• _THE TASK_
Write the material out again exactly as it stands.

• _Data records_
┄┄┄┄┄┄┄┄┄┄┄┄┄┄┄┄┄┄┄┄
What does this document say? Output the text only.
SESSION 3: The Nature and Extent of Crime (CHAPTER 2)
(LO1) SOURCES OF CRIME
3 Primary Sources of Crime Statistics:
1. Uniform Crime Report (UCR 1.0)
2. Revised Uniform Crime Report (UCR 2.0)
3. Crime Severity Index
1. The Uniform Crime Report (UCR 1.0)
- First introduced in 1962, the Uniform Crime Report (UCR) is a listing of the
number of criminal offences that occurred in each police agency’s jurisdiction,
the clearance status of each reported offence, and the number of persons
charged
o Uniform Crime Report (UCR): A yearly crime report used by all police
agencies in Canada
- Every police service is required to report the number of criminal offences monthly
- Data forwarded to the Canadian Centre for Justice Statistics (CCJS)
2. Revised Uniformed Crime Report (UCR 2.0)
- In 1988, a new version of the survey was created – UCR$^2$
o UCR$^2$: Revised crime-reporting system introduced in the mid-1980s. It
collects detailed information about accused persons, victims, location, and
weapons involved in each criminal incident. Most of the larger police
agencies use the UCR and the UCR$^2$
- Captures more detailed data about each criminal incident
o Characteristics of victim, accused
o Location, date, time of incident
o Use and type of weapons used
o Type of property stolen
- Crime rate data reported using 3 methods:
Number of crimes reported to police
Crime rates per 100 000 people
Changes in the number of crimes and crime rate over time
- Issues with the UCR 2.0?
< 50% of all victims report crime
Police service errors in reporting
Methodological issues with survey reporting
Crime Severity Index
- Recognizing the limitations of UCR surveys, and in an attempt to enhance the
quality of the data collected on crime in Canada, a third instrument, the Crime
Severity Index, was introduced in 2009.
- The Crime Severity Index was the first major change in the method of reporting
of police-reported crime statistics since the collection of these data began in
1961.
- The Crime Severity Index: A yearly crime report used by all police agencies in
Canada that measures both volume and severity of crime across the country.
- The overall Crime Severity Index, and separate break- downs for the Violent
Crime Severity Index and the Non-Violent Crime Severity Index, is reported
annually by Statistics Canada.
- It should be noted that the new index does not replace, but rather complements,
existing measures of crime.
┄┄┄┄┄┄┄┄┄┄┄┄┄┄┄┄┄┄┄┄
• _EXERCISE OUTPUT_
What does this document say? Output the text only.
SESSION 3: The Nature and Extent of Crime (CHAPTER 2)
(LO1) SOURCES OF CRIME
3 Primary Sources of Crime Statistics:
1. Uniform Crime Report (UCR 1.0)
2. Revised Uniform Crime Report (UCR 2.0)
3. Crime Severity Index
1. The Uniform Crime Report (UCR 1.0)
- First introduced in 1962, the Uniform Crime Report (UCR) is a listing of the
number of criminal offences that occurred in each police agency’s jurisdiction,
the clearance status of each reported offence, and the number of persons
charged
o Uniform Crime Report (UCR): A yearly crime report used by all police
agencies in Canada
- Every police service is required to report the number of criminal offences monthly
- Data forwarded to the Canadian Centre for Justice Statistics (CCJS)
2. Revised Uniformed Crime Report (UCR 2.0)
- In 1988, a new version of the survey was created – UCR$^2$
o UCR$^2$: Revised crime-reporting system introduced in the mid-1980s. It
collects detailed information about accused persons, victims, location, and
weapons involved in each criminal incident. Most of the larger police
agencies use the UCR and the UCR$^2$
- Captures more detailed data about each criminal incident
o Characteristics of victim, accused
o Location, date, time of incident
o Use and type of weapons used
o Type of property stolen
- Crime rate data reported using 3 methods:
Number of crimes reported to police
Crime rates per 100 000 people
Changes in the number of crimes and crime rate over time
- Issues with the UCR 2.0?
< 50% of all victims report crime
Police service errors in reporting
Methodological issues with survey reporting
Crime Severity Index
- Recognizing the limitations of UCR surveys, and in an attempt to enhance the
quality of the data collected on crime in Canada, a third instrument, the Crime
Severity Index, was introduced in 2009.
- The Crime Severity Index was the first major change in the method of reporting
of police-reported crime statistics since the collection of these data began in
1961.
- The Crime Severity Index: A yearly crime report used by all police agencies in
Canada that measures both volume and severity of crime across the country.
- The overall Crime Severity Index, and separate break- downs for the Violent
Crime Severity Index and the Non-Violent Crime Severity Index, is reported
annually by Statistics Canada.
- It should be noted that the new index does not replace, but rather complements,
existing measures of crime.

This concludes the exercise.